## Aim of the exercise
Report how many lines hold the word "week"; answer with the number alone.

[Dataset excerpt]
********

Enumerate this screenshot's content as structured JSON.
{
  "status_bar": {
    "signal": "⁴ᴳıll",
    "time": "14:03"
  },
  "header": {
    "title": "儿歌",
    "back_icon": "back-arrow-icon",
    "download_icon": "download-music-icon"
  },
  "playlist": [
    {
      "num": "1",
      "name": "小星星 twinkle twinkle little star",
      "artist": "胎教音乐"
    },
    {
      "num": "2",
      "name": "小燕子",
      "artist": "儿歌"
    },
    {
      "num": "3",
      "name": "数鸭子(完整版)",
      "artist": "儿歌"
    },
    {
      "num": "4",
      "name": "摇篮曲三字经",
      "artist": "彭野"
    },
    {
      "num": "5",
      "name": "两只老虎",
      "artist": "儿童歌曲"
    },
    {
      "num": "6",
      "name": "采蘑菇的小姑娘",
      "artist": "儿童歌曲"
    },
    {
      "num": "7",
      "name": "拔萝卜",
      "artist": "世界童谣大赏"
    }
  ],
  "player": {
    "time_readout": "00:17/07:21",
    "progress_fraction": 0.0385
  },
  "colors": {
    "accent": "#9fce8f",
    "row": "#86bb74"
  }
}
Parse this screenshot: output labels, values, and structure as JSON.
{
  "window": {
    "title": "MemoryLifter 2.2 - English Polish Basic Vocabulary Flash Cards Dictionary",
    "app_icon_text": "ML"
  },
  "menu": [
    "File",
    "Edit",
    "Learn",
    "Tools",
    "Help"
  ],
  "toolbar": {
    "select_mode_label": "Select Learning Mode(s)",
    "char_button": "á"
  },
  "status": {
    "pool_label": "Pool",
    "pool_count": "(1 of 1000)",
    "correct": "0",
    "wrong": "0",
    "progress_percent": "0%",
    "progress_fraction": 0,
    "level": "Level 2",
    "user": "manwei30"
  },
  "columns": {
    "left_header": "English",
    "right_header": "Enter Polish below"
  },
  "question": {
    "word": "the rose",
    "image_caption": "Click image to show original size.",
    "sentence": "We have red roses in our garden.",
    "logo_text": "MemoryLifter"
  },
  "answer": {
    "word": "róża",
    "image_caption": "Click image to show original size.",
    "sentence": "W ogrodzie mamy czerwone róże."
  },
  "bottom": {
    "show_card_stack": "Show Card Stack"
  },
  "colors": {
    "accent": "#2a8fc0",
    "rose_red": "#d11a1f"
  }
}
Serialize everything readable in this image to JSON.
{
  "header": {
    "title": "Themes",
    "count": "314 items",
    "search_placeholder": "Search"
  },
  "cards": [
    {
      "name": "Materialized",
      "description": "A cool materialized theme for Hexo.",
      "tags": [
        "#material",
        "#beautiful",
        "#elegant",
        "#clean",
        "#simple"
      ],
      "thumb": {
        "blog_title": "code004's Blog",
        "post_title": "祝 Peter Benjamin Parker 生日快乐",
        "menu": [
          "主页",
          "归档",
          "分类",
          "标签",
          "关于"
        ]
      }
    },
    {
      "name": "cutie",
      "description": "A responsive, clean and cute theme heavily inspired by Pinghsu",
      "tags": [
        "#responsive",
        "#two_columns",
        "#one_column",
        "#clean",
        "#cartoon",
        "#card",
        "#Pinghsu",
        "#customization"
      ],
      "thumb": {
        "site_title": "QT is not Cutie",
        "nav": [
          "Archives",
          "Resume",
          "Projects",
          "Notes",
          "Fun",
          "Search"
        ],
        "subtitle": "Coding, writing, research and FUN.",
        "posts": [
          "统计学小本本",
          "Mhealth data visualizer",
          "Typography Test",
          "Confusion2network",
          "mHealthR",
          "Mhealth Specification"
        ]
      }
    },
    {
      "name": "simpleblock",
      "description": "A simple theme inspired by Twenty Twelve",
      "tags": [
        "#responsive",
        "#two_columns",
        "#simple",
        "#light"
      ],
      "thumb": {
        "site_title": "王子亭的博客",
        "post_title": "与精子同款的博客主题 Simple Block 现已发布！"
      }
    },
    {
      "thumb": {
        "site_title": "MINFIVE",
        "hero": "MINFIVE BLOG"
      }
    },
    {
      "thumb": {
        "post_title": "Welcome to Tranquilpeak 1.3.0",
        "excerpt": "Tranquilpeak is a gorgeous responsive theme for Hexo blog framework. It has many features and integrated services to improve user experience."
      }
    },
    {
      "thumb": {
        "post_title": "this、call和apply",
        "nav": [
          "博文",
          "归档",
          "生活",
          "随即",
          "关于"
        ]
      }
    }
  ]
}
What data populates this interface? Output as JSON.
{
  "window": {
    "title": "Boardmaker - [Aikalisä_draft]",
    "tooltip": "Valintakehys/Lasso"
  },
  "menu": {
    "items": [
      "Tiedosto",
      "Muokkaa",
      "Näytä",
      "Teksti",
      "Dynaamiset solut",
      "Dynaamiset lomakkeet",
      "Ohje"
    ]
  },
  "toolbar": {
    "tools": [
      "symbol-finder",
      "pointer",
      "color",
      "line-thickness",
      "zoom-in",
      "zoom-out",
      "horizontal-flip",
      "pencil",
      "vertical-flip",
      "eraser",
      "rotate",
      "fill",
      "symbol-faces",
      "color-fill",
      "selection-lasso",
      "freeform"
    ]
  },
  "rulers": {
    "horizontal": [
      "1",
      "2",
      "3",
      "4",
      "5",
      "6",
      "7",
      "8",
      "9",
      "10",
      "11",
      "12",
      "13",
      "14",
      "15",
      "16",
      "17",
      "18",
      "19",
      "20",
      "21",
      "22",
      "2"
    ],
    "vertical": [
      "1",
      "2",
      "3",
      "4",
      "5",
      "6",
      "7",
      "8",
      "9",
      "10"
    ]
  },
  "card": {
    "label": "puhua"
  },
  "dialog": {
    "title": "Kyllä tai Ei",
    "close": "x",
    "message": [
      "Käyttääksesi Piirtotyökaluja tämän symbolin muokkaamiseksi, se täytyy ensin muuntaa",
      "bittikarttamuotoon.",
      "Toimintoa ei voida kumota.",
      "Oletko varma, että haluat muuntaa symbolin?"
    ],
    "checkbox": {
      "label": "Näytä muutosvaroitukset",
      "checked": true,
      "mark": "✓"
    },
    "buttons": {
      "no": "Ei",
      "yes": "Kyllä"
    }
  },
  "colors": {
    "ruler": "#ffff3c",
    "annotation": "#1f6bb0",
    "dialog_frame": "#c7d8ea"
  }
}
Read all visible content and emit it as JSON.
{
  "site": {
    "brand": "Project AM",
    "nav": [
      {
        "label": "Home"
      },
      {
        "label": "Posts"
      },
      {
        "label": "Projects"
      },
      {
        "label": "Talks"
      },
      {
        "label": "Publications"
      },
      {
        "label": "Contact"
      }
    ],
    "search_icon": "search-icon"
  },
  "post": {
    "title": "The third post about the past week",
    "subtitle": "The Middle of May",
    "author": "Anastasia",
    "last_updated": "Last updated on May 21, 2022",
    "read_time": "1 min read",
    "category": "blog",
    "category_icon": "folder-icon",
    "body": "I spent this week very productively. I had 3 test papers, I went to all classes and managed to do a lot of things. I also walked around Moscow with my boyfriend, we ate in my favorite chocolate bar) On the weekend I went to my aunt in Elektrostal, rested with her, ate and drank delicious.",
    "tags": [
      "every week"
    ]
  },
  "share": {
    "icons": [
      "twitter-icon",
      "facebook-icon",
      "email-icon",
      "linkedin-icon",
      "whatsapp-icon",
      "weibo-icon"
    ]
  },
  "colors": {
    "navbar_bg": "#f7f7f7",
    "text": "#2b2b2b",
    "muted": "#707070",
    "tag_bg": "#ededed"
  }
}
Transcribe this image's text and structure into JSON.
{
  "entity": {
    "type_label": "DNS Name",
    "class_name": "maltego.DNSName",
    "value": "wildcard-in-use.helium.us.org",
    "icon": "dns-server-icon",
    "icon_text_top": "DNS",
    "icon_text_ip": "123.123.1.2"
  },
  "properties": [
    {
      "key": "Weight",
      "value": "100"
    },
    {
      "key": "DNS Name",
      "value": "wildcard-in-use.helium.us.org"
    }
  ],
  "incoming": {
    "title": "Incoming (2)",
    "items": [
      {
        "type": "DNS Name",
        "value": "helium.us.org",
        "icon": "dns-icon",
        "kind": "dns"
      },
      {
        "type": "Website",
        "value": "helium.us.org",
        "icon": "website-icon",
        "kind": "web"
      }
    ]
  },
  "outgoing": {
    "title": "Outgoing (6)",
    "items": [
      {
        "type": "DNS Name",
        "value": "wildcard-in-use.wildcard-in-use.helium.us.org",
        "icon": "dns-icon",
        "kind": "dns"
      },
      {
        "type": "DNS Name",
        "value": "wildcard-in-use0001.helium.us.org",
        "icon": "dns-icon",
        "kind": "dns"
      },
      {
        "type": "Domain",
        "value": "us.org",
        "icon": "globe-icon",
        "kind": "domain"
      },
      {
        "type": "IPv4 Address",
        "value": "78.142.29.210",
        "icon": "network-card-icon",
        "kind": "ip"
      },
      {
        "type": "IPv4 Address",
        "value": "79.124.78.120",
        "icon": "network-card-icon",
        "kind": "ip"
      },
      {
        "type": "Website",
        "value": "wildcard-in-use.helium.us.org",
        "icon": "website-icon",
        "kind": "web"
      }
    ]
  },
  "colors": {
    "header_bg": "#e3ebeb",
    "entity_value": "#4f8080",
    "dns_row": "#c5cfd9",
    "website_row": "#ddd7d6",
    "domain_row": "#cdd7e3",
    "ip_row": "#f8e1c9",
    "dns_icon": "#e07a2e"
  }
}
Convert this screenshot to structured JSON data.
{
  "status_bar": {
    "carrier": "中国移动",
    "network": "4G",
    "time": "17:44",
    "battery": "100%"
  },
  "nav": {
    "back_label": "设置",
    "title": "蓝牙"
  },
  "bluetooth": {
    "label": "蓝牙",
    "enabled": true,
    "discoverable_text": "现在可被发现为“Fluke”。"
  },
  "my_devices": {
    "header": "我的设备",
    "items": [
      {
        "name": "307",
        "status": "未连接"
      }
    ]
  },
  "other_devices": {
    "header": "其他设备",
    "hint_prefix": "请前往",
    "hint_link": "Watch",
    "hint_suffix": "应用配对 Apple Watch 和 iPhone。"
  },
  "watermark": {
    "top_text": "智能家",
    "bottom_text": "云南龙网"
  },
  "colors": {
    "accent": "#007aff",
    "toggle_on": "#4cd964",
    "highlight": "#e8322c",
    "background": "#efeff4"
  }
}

********

## Response to this task
3